> _Directive_
Would you transcribe all of the data exactly, down to the last character?

++++++++++++++++++++

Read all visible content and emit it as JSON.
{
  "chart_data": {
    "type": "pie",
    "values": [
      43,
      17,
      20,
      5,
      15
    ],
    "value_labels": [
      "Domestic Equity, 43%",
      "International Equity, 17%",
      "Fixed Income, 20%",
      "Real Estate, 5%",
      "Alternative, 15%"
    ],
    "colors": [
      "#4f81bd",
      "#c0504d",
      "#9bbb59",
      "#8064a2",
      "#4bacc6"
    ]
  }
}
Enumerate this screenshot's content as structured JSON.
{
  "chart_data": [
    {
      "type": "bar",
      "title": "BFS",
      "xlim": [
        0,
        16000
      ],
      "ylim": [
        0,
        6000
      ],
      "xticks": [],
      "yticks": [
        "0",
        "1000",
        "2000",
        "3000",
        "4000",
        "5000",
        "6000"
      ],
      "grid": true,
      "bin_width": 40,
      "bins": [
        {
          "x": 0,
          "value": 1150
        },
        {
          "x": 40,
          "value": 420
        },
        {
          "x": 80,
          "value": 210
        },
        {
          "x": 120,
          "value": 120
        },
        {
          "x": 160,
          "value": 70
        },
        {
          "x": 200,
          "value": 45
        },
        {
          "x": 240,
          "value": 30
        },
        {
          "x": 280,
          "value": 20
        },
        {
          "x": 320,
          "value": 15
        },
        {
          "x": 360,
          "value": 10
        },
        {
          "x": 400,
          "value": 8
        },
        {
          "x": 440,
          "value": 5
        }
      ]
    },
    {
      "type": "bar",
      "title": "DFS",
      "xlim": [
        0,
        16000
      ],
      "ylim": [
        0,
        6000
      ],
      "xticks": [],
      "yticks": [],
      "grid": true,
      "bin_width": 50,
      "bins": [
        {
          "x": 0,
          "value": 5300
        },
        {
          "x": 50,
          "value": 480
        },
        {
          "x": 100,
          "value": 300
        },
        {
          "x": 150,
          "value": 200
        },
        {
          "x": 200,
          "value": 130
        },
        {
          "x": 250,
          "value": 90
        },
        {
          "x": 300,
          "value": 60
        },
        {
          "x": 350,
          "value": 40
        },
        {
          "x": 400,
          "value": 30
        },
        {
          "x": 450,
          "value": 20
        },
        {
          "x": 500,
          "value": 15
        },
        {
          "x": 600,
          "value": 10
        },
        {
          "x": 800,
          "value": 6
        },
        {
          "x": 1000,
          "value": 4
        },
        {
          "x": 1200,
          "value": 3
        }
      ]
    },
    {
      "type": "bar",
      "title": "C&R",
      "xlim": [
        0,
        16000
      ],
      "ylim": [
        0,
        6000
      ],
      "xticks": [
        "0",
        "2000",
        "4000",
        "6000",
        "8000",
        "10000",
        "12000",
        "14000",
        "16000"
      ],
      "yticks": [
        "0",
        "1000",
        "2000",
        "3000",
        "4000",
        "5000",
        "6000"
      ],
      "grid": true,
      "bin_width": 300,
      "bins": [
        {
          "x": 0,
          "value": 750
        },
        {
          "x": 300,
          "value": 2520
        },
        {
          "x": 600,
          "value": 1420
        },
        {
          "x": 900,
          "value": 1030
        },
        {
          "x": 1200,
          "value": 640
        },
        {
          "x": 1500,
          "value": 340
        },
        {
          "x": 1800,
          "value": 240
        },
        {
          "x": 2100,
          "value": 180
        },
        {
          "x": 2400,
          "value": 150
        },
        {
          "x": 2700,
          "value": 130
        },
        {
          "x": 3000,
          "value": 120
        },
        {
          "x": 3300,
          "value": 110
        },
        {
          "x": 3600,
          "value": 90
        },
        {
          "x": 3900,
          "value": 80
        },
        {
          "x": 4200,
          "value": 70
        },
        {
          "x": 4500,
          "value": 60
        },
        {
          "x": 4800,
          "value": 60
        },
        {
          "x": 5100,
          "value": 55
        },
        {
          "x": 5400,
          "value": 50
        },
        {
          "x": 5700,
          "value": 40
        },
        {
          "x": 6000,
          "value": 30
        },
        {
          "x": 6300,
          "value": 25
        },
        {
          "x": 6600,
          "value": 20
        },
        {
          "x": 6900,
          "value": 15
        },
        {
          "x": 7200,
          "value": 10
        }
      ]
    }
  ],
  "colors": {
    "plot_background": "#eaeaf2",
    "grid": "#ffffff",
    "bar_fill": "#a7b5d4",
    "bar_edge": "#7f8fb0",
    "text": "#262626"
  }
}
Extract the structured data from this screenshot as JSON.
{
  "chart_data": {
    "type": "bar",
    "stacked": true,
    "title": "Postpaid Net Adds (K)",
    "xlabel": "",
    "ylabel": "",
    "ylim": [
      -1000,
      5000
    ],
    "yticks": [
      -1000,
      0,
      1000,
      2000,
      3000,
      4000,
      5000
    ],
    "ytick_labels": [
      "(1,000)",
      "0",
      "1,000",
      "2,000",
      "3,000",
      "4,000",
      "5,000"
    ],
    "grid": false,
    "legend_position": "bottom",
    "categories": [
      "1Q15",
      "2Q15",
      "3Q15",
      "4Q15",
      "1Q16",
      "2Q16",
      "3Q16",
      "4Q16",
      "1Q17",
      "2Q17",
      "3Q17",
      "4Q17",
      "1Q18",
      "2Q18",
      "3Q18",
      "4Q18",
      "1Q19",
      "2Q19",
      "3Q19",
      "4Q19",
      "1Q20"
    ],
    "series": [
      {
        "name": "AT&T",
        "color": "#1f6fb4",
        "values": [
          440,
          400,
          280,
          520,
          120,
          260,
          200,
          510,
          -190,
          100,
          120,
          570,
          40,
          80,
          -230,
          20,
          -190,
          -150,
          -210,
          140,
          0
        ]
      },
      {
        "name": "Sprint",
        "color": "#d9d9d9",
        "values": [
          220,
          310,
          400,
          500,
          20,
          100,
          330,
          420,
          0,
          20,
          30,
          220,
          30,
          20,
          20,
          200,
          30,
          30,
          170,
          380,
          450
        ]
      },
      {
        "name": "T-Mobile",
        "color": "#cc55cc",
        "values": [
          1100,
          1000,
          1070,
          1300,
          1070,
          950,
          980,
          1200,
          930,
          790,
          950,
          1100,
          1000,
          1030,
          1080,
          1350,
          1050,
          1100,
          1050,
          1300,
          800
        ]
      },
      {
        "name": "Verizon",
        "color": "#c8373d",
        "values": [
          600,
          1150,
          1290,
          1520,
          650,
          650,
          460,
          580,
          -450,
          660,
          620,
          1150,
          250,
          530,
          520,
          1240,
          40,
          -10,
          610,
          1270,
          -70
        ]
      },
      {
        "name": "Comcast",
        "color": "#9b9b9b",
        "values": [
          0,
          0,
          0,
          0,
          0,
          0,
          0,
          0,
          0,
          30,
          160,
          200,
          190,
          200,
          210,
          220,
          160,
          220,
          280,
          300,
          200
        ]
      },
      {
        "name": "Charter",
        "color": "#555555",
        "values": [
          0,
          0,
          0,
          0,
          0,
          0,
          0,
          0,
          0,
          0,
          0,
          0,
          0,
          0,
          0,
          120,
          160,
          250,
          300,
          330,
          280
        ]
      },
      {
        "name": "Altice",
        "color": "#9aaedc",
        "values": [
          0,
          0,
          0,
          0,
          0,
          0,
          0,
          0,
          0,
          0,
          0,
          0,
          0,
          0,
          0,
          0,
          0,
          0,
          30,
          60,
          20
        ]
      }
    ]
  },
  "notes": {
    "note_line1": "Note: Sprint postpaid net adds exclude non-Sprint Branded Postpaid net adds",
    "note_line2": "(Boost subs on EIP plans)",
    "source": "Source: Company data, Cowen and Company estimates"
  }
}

++++++++++++++++++++

> _Correct response_
Read all visible content and emit it as JSON.
{
  "chart_data": {
    "type": "pie",
    "values": [
      43,
      17,
      20,
      5,
      15
    ],
    "value_labels": [
      "Domestic Equity, 43%",
      "International Equity, 17%",
      "Fixed Income, 20%",
      "Real Estate, 5%",
      "Alternative, 15%"
    ],
    "colors": [
      "#4f81bd",
      "#c0504d",
      "#9bbb59",
      "#8064a2",
      "#4bacc6"
    ]
  }
}
Enumerate this screenshot's content as structured JSON.
{
  "chart_data": [
    {
      "type": "bar",
      "title": "BFS",
      "xlim": [
        0,
        16000
      ],
      "ylim": [
        0,
        6000
      ],
      "xticks": [],
      "yticks": [
        "0",
        "1000",
        "2000",
        "3000",
        "4000",
        "5000",
        "6000"
      ],
      "grid": true,
      "bin_width": 40,
      "bins": [
        {
          "x": 0,
          "value": 1150
        },
        {
          "x": 40,
          "value": 420
        },
        {
          "x": 80,
          "value": 210
        },
        {
          "x": 120,
          "value": 120
        },
        {
          "x": 160,
          "value": 70
        },
        {
          "x": 200,
          "value": 45
        },
        {
          "x": 240,
          "value": 30
        },
        {
          "x": 280,
          "value": 20
        },
        {
          "x": 320,
          "value": 15
        },
        {
          "x": 360,
          "value": 10
        },
        {
          "x": 400,
          "value": 8
        },
        {
          "x": 440,
          "value": 5
        }
      ]
    },
    {
      "type": "bar",
      "title": "DFS",
      "xlim": [
        0,
        16000
      ],
      "ylim": [
        0,
        6000
      ],
      "xticks": [],
      "yticks": [],
      "grid": true,
      "bin_width": 50,
      "bins": [
        {
          "x": 0,
          "value": 5300
        },
        {
          "x": 50,
          "value": 480
        },
        {
          "x": 100,
          "value": 300
        },
        {
          "x": 150,
          "value": 200
        },
        {
          "x": 200,
          "value": 130
        },
        {
          "x": 250,
          "value": 90
        },
        {
          "x": 300,
          "value": 60
        },
        {
          "x": 350,
          "value": 40
        },
        {
          "x": 400,
          "value": 30
        },
        {
          "x": 450,
          "value": 20
        },
        {
          "x": 500,
          "value": 15
        },
        {
          "x": 600,
          "value": 10
        },
        {
          "x": 800,
          "value": 6
        },
        {
          "x": 1000,
          "value": 4
        },
        {
          "x": 1200,
          "value": 3
        }
      ]
    },
    {
      "type": "bar",
      "title": "C&R",
      "xlim": [
        0,
        16000
      ],
      "ylim": [
        0,
        6000
      ],
      "xticks": [
        "0",
        "2000",
        "4000",
        "6000",
        "8000",
        "10000",
        "12000",
        "14000",
        "16000"
      ],
      "yticks": [
        "0",
        "1000",
        "2000",
        "3000",
        "4000",
        "5000",
        "6000"
      ],
      "grid": true,
      "bin_width": 300,
      "bins": [
        {
          "x": 0,
          "value": 750
        },
        {
          "x": 300,
          "value": 2520
        },
        {
          "x": 600,
          "value": 1420
        },
        {
          "x": 900,
          "value": 1030
        },
        {
          "x": 1200,
          "value": 640
        },
        {
          "x": 1500,
          "value": 340
        },
        {
          "x": 1800,
          "value": 240
        },
        {
          "x": 2100,
          "value": 180
        },
        {
          "x": 2400,
          "value": 150
        },
        {
          "x": 2700,
          "value": 130
        },
        {
          "x": 3000,
          "value": 120
        },
        {
          "x": 3300,
          "value": 110
        },
        {
          "x": 3600,
          "value": 90
        },
        {
          "x": 3900,
          "value": 80
        },
        {
          "x": 4200,
          "value": 70
        },
        {
          "x": 4500,
          "value": 60
        },
        {
          "x": 4800,
          "value": 60
        },
        {
          "x": 5100,
          "value": 55
        },
        {
          "x": 5400,
          "value": 50
        },
        {
          "x": 5700,
          "value": 40
        },
        {
          "x": 6000,
          "value": 30
        },
        {
          "x": 6300,
          "value": 25
        },
        {
          "x": 6600,
          "value": 20
        },
        {
          "x": 6900,
          "value": 15
        },
        {
          "x": 7200,
          "value": 10
        }
      ]
    }
  ],
  "colors": {
    "plot_background": "#eaeaf2",
    "grid": "#ffffff",
    "bar_fill": "#a7b5d4",
    "bar_edge": "#7f8fb0",
    "text": "#262626"
  }
}
Extract the structured data from this screenshot as JSON.
{
  "chart_data": {
    "type": "bar",
    "stacked": true,
    "title": "Postpaid Net Adds (K)",
    "xlabel": "",
    "ylabel": "",
    "ylim": [
      -1000,
      5000
    ],
    "yticks": [
      -1000,
      0,
      1000,
      2000,
      3000,
      4000,
      5000
    ],
    "ytick_labels": [
      "(1,000)",
      "0",
      "1,000",
      "2,000",
      "3,000",
      "4,000",
      "5,000"
    ],
    "grid": false,
    "legend_position": "bottom",
    "categories": [
      "1Q15",
      "2Q15",
      "3Q15",
      "4Q15",
      "1Q16",
      "2Q16",
      "3Q16",
      "4Q16",
      "1Q17",
      "2Q17",
      "3Q17",
      "4Q17",
      "1Q18",
      "2Q18",
      "3Q18",
      "4Q18",
      "1Q19",
      "2Q19",
      "3Q19",
      "4Q19",
      "1Q20"
    ],
    "series": [
      {
        "name": "AT&T",
        "color": "#1f6fb4",
        "values": [
          440,
          400,
          280,
          520,
          120,
          260,
          200,
          510,
          -190,
          100,
          120,
          570,
          40,
          80,
          -230,
          20,
          -190,
          -150,
          -210,
          140,
          0
        ]
      },
      {
        "name": "Sprint",
        "color": "#d9d9d9",
        "values": [
          220,
          310,
          400,
          500,
          20,
          100,
          330,
          420,
          0,
          20,
          30,
          220,
          30,
          20,
          20,
          200,
          30,
          30,
          170,
          380,
          450
        ]
      },
      {
        "name": "T-Mobile",
        "color": "#cc55cc",
        "values": [
          1100,
          1000,
          1070,
          1300,
          1070,
          950,
          980,
          1200,
          930,
          790,
          950,
          1100,
          1000,
          1030,
          1080,
          1350,
          1050,
          1100,
          1050,
          1300,
          800
        ]
      },
      {
        "name": "Verizon",
        "color": "#c8373d",
        "values": [
          600,
          1150,
          1290,
          1520,
          650,
          650,
          460,
          580,
          -450,
          660,
          620,
          1150,
          250,
          530,
          520,
          1240,
          40,
          -10,
          610,
          1270,
          -70
        ]
      },
      {
        "name": "Comcast",
        "color": "#9b9b9b",
        "values": [
          0,
          0,
          0,
          0,
          0,
          0,
          0,
          0,
          0,
          30,
          160,
          200,
          190,
          200,
          210,
          220,
          160,
          220,
          280,
          300,
          200
        ]
      },
      {
        "name": "Charter",
        "color": "#555555",
        "values": [
          0,
          0,
          0,
          0,
          0,
          0,
          0,
          0,
          0,
          0,
          0,
          0,
          0,
          0,
          0,
          120,
          160,
          250,
          300,
          330,
          280
        ]
      },
      {
        "name": "Altice",
        "color": "#9aaedc",
        "values": [
          0,
          0,
          0,
          0,
          0,
          0,
          0,
          0,
          0,
          0,
          0,
          0,
          0,
          0,
          0,
          0,
          0,
          0,
          30,
          60,
          20
        ]
      }
    ]
  },
  "notes": {
    "note_line1": "Note: Sprint postpaid net adds exclude non-Sprint Branded Postpaid net adds",
    "note_line2": "(Boost subs on EIP plans)",
    "source": "Source: Company data, Cowen and Company estimates"
  }
}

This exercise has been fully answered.